**Provided records**
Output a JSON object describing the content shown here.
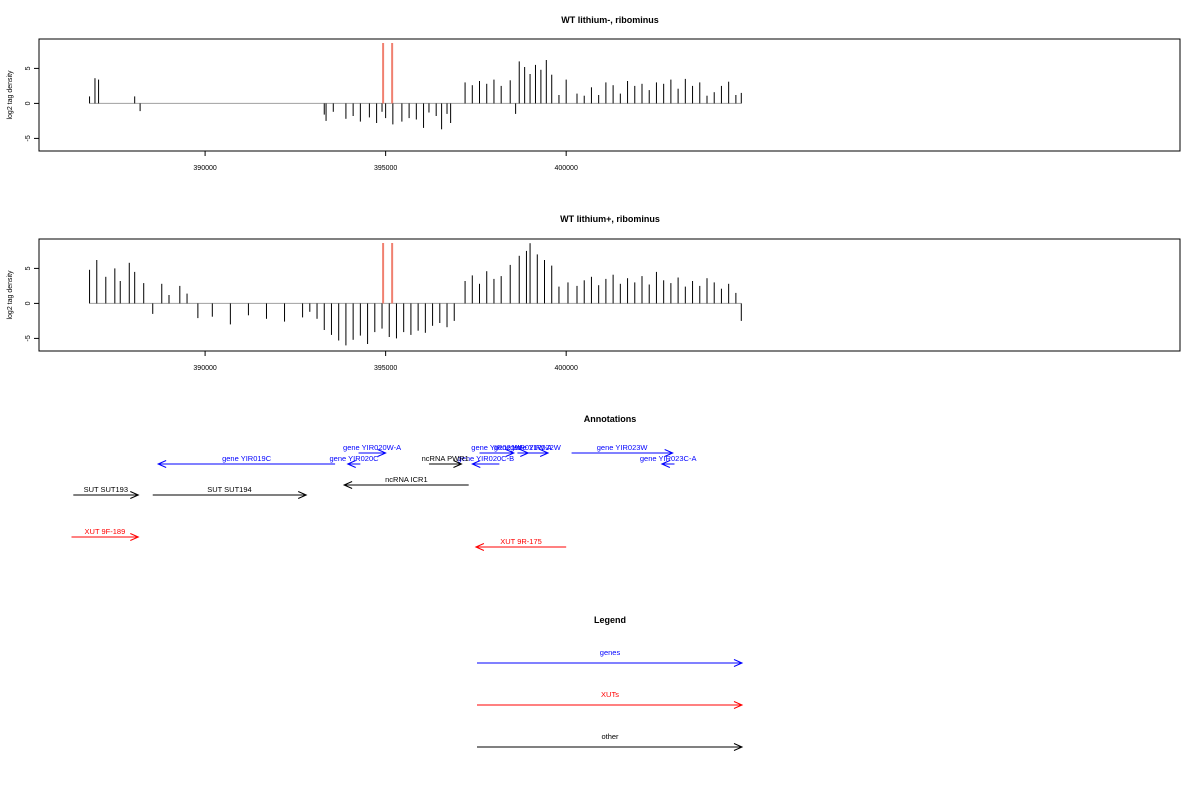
{
  "colors": {
    "gene": "#0000ff",
    "xut": "#ff0000",
    "other": "#000000",
    "marker": "#f08070",
    "axis": "#000000",
    "baseline": "#a0a0a0"
  },
  "chart_data": [
    {
      "type": "bar",
      "title": "WT lithium-, ribominus",
      "ylabel": "log2 tag density",
      "xlim": [
        385400,
        417000
      ],
      "ylim": [
        -6.8,
        9.2
      ],
      "yticks": [
        -5,
        0,
        5
      ],
      "xticks": [
        390000,
        395000,
        400000
      ],
      "marker_lines": [
        394930,
        395180
      ],
      "series": [
        {
          "x": [
            386800,
            386950,
            387050,
            388050,
            388200
          ],
          "values": [
            1.0,
            3.6,
            3.4,
            1.0,
            -1.1
          ]
        },
        {
          "x": [
            393300,
            393350,
            393550,
            393900,
            394100,
            394300,
            394550,
            394750,
            394900,
            395000,
            395200,
            395450,
            395650,
            395850,
            396050,
            396200,
            396400,
            396550,
            396700,
            396800
          ],
          "values": [
            -1.6,
            -2.5,
            -1.2,
            -2.2,
            -1.8,
            -2.6,
            -2.0,
            -2.8,
            -1.2,
            -2.1,
            -3.0,
            -2.6,
            -2.1,
            -2.3,
            -3.5,
            -1.3,
            -1.8,
            -3.7,
            -1.5,
            -2.8
          ]
        },
        {
          "x": [
            397200,
            397400,
            397600,
            397800,
            398000,
            398200,
            398450,
            398600,
            398700,
            398850,
            399000,
            399150,
            399300,
            399450,
            399600,
            399800,
            400000,
            400300,
            400500,
            400700,
            400900,
            401100,
            401300,
            401500,
            401700,
            401900,
            402100,
            402300,
            402500,
            402700,
            402900,
            403100,
            403300,
            403500,
            403700,
            403900,
            404100,
            404300,
            404500,
            404700,
            404850
          ],
          "values": [
            3.0,
            2.6,
            3.2,
            2.8,
            3.4,
            2.5,
            3.3,
            -1.5,
            6.0,
            5.2,
            4.2,
            5.5,
            4.8,
            6.2,
            4.1,
            1.2,
            3.4,
            1.4,
            1.1,
            2.3,
            1.2,
            3.0,
            2.6,
            1.4,
            3.2,
            2.5,
            2.8,
            1.9,
            3.0,
            2.8,
            3.4,
            2.1,
            3.5,
            2.5,
            3.0,
            1.1,
            1.6,
            2.5,
            3.1,
            1.2,
            1.5
          ]
        }
      ]
    },
    {
      "type": "bar",
      "title": "WT lithium+, ribominus",
      "ylabel": "log2 tag density",
      "xlim": [
        385400,
        417000
      ],
      "ylim": [
        -6.8,
        9.2
      ],
      "yticks": [
        -5,
        0,
        5
      ],
      "xticks": [
        390000,
        395000,
        400000
      ],
      "marker_lines": [
        394930,
        395180
      ],
      "series": [
        {
          "x": [
            386800,
            387000,
            387250,
            387500,
            387650,
            387900,
            388050,
            388300,
            388550,
            388800,
            389000,
            389300,
            389500,
            389800,
            390200,
            390700,
            391200,
            391700,
            392200,
            392700
          ],
          "values": [
            4.8,
            6.2,
            3.8,
            5.0,
            3.2,
            5.8,
            4.5,
            2.9,
            -1.5,
            2.8,
            1.2,
            2.5,
            1.4,
            -2.1,
            -1.9,
            -3.0,
            -1.7,
            -2.2,
            -2.6,
            -2.0
          ]
        },
        {
          "x": [
            392900,
            393100,
            393300,
            393500,
            393700,
            393900,
            394100,
            394300,
            394500,
            394700,
            394900,
            395100,
            395300,
            395500,
            395700,
            395900,
            396100,
            396300,
            396500,
            396700,
            396900
          ],
          "values": [
            -1.2,
            -2.2,
            -3.8,
            -4.5,
            -5.3,
            -6.0,
            -5.2,
            -4.6,
            -5.8,
            -4.1,
            -3.6,
            -4.8,
            -5.0,
            -4.1,
            -4.5,
            -3.9,
            -4.2,
            -3.2,
            -2.8,
            -3.4,
            -2.5
          ]
        },
        {
          "x": [
            397200,
            397400,
            397600,
            397800,
            398000,
            398200,
            398450,
            398700,
            398900,
            399000,
            399200,
            399400,
            399600,
            399800,
            400050,
            400300,
            400500,
            400700,
            400900,
            401100,
            401300,
            401500,
            401700,
            401900,
            402100,
            402300,
            402500,
            402700,
            402900,
            403100,
            403300,
            403500,
            403700,
            403900,
            404100,
            404300,
            404500,
            404700,
            404850
          ],
          "values": [
            3.2,
            4.0,
            2.8,
            4.6,
            3.5,
            3.9,
            5.5,
            6.8,
            7.5,
            8.6,
            7.0,
            6.2,
            5.4,
            2.4,
            3.0,
            2.5,
            3.3,
            3.8,
            2.6,
            3.5,
            4.1,
            2.8,
            3.6,
            3.0,
            3.9,
            2.7,
            4.5,
            3.3,
            2.9,
            3.7,
            2.4,
            3.2,
            2.5,
            3.6,
            3.0,
            2.1,
            2.8,
            1.5,
            -2.5
          ]
        }
      ]
    }
  ],
  "annotations": {
    "title": "Annotations",
    "features": [
      {
        "label": "gene YIR020W-A",
        "type": "gene",
        "start": 394250,
        "end": 395000,
        "row": 1
      },
      {
        "label": "gene YIR019C",
        "type": "gene",
        "start": 393600,
        "end": 388700,
        "row": 2
      },
      {
        "label": "gene YIR020C",
        "type": "gene",
        "start": 394300,
        "end": 393950,
        "row": 2
      },
      {
        "label": "gene YIR021W",
        "type": "gene",
        "start": 397600,
        "end": 398550,
        "row": 1
      },
      {
        "label": "gene YIR021W-A",
        "type": "gene",
        "start": 398650,
        "end": 398950,
        "row": 1
      },
      {
        "label": "gene YIR022W",
        "type": "gene",
        "start": 398800,
        "end": 399500,
        "row": 1
      },
      {
        "label": "gene YIR020C-B",
        "type": "gene",
        "start": 398150,
        "end": 397400,
        "row": 2
      },
      {
        "label": "gene YIR023W",
        "type": "gene",
        "start": 400150,
        "end": 402950,
        "row": 1
      },
      {
        "label": "gene YIR023C-A",
        "type": "gene",
        "start": 403000,
        "end": 402650,
        "row": 2
      },
      {
        "label": "ncRNA PWR1",
        "type": "other",
        "start": 396200,
        "end": 397100,
        "row": 2
      },
      {
        "label": "ncRNA ICR1",
        "type": "other",
        "start": 397300,
        "end": 393850,
        "row": 3
      },
      {
        "label": "SUT SUT193",
        "type": "other",
        "start": 386350,
        "end": 388150,
        "row": 4
      },
      {
        "label": "SUT SUT194",
        "type": "other",
        "start": 388550,
        "end": 392800,
        "row": 4
      },
      {
        "label": "XUT 9F-189",
        "type": "xut",
        "start": 386300,
        "end": 388150,
        "row": 5
      },
      {
        "label": "XUT 9R-175",
        "type": "xut",
        "start": 400000,
        "end": 397500,
        "row": 6
      }
    ]
  },
  "legend": {
    "title": "Legend",
    "items": [
      {
        "label": "genes",
        "type": "gene"
      },
      {
        "label": "XUTs",
        "type": "xut"
      },
      {
        "label": "other",
        "type": "other"
      }
    ]
  }
}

**What is needed**
Everything in the records must be transcribed exactly, except the pictures, which are left out.

**The answer**
Output a JSON object describing the content shown here.
{
  "colors": {
    "gene": "#0000ff",
    "xut": "#ff0000",
    "other": "#000000",
    "marker": "#f08070",
    "axis": "#000000",
    "baseline": "#a0a0a0"
  },
  "chart_data": [
    {
      "type": "bar",
      "title": "WT lithium-, ribominus",
      "ylabel": "log2 tag density",
      "xlim": [
        385400,
        417000
      ],
      "ylim": [
        -6.8,
        9.2
      ],
      "yticks": [
        -5,
        0,
        5
      ],
      "xticks": [
        390000,
        395000,
        400000
      ],
      "marker_lines": [
        394930,
        395180
      ],
      "series": [
        {
          "x": [
            386800,
            386950,
            387050,
            388050,
            388200
          ],
          "values": [
            1.0,
            3.6,
            3.4,
            1.0,
            -1.1
          ]
        },
        {
          "x": [
            393300,
            393350,
            393550,
            393900,
            394100,
            394300,
            394550,
            394750,
            394900,
            395000,
            395200,
            395450,
            395650,
            395850,
            396050,
            396200,
            396400,
            396550,
            396700,
            396800
          ],
          "values": [
            -1.6,
            -2.5,
            -1.2,
            -2.2,
            -1.8,
            -2.6,
            -2.0,
            -2.8,
            -1.2,
            -2.1,
            -3.0,
            -2.6,
            -2.1,
            -2.3,
            -3.5,
            -1.3,
            -1.8,
            -3.7,
            -1.5,
            -2.8
          ]
        },
        {
          "x": [
            397200,
            397400,
            397600,
            397800,
            398000,
            398200,
            398450,
            398600,
            398700,
            398850,
            399000,
            399150,
            399300,
            399450,
            399600,
            399800,
            400000,
            400300,
            400500,
            400700,
            400900,
            401100,
            401300,
            401500,
            401700,
            401900,
            402100,
            402300,
            402500,
            402700,
            402900,
            403100,
            403300,
            403500,
            403700,
            403900,
            404100,
            404300,
            404500,
            404700,
            404850
          ],
          "values": [
            3.0,
            2.6,
            3.2,
            2.8,
            3.4,
            2.5,
            3.3,
            -1.5,
            6.0,
            5.2,
            4.2,
            5.5,
            4.8,
            6.2,
            4.1,
            1.2,
            3.4,
            1.4,
            1.1,
            2.3,
            1.2,
            3.0,
            2.6,
            1.4,
            3.2,
            2.5,
            2.8,
            1.9,
            3.0,
            2.8,
            3.4,
            2.1,
            3.5,
            2.5,
            3.0,
            1.1,
            1.6,
            2.5,
            3.1,
            1.2,
            1.5
          ]
        }
      ]
    },
    {
      "type": "bar",
      "title": "WT lithium+, ribominus",
      "ylabel": "log2 tag density",
      "xlim": [
        385400,
        417000
      ],
      "ylim": [
        -6.8,
        9.2
      ],
      "yticks": [
        -5,
        0,
        5
      ],
      "xticks": [
        390000,
        395000,
        400000
      ],
      "marker_lines": [
        394930,
        395180
      ],
      "series": [
        {
          "x": [
            386800,
            387000,
            387250,
            387500,
            387650,
            387900,
            388050,
            388300,
            388550,
            388800,
            389000,
            389300,
            389500,
            389800,
            390200,
            390700,
            391200,
            391700,
            392200,
            392700
          ],
          "values": [
            4.8,
            6.2,
            3.8,
            5.0,
            3.2,
            5.8,
            4.5,
            2.9,
            -1.5,
            2.8,
            1.2,
            2.5,
            1.4,
            -2.1,
            -1.9,
            -3.0,
            -1.7,
            -2.2,
            -2.6,
            -2.0
          ]
        },
        {
          "x": [
            392900,
            393100,
            393300,
            393500,
            393700,
            393900,
            394100,
            394300,
            394500,
            394700,
            394900,
            395100,
            395300,
            395500,
            395700,
            395900,
            396100,
            396300,
            396500,
            396700,
            396900
          ],
          "values": [
            -1.2,
            -2.2,
            -3.8,
            -4.5,
            -5.3,
            -6.0,
            -5.2,
            -4.6,
            -5.8,
            -4.1,
            -3.6,
            -4.8,
            -5.0,
            -4.1,
            -4.5,
            -3.9,
            -4.2,
            -3.2,
            -2.8,
            -3.4,
            -2.5
          ]
        },
        {
          "x": [
            397200,
            397400,
            397600,
            397800,
            398000,
            398200,
            398450,
            398700,
            398900,
            399000,
            399200,
            399400,
            399600,
            399800,
            400050,
            400300,
            400500,
            400700,
            400900,
            401100,
            401300,
            401500,
            401700,
            401900,
            402100,
            402300,
            402500,
            402700,
            402900,
            403100,
            403300,
            403500,
            403700,
            403900,
            404100,
            404300,
            404500,
            404700,
            404850
          ],
          "values": [
            3.2,
            4.0,
            2.8,
            4.6,
            3.5,
            3.9,
            5.5,
            6.8,
            7.5,
            8.6,
            7.0,
            6.2,
            5.4,
            2.4,
            3.0,
            2.5,
            3.3,
            3.8,
            2.6,
            3.5,
            4.1,
            2.8,
            3.6,
            3.0,
            3.9,
            2.7,
            4.5,
            3.3,
            2.9,
            3.7,
            2.4,
            3.2,
            2.5,
            3.6,
            3.0,
            2.1,
            2.8,
            1.5,
            -2.5
          ]
        }
      ]
    }
  ],
  "annotations": {
    "title": "Annotations",
    "features": [
      {
        "label": "gene YIR020W-A",
        "type": "gene",
        "start": 394250,
        "end": 395000,
        "row": 1
      },
      {
        "label": "gene YIR019C",
        "type": "gene",
        "start": 393600,
        "end": 388700,
        "row": 2
      },
      {
        "label": "gene YIR020C",
        "type": "gene",
        "start": 394300,
        "end": 393950,
        "row": 2
      },
      {
        "label": "gene YIR021W",
        "type": "gene",
        "start": 397600,
        "end": 398550,
        "row": 1
      },
      {
        "label": "gene YIR021W-A",
        "type": "gene",
        "start": 398650,
        "end": 398950,
        "row": 1
      },
      {
        "label": "gene YIR022W",
        "type": "gene",
        "start": 398800,
        "end": 399500,
        "row": 1
      },
      {
        "label": "gene YIR020C-B",
        "type": "gene",
        "start": 398150,
        "end": 397400,
        "row": 2
      },
      {
        "label": "gene YIR023W",
        "type": "gene",
        "start": 400150,
        "end": 402950,
        "row": 1
      },
      {
        "label": "gene YIR023C-A",
        "type": "gene",
        "start": 403000,
        "end": 402650,
        "row": 2
      },
      {
        "label": "ncRNA PWR1",
        "type": "other",
        "start": 396200,
        "end": 397100,
        "row": 2
      },
      {
        "label": "ncRNA ICR1",
        "type": "other",
        "start": 397300,
        "end": 393850,
        "row": 3
      },
      {
        "label": "SUT SUT193",
        "type": "other",
        "start": 386350,
        "end": 388150,
        "row": 4
      },
      {
        "label": "SUT SUT194",
        "type": "other",
        "start": 388550,
        "end": 392800,
        "row": 4
      },
      {
        "label": "XUT 9F-189",
        "type": "xut",
        "start": 386300,
        "end": 388150,
        "row": 5
      },
      {
        "label": "XUT 9R-175",
        "type": "xut",
        "start": 400000,
        "end": 397500,
        "row": 6
      }
    ]
  },
  "legend": {
    "title": "Legend",
    "items": [
      {
        "label": "genes",
        "type": "gene"
      },
      {
        "label": "XUTs",
        "type": "xut"
      },
      {
        "label": "other",
        "type": "other"
      }
    ]
  }
}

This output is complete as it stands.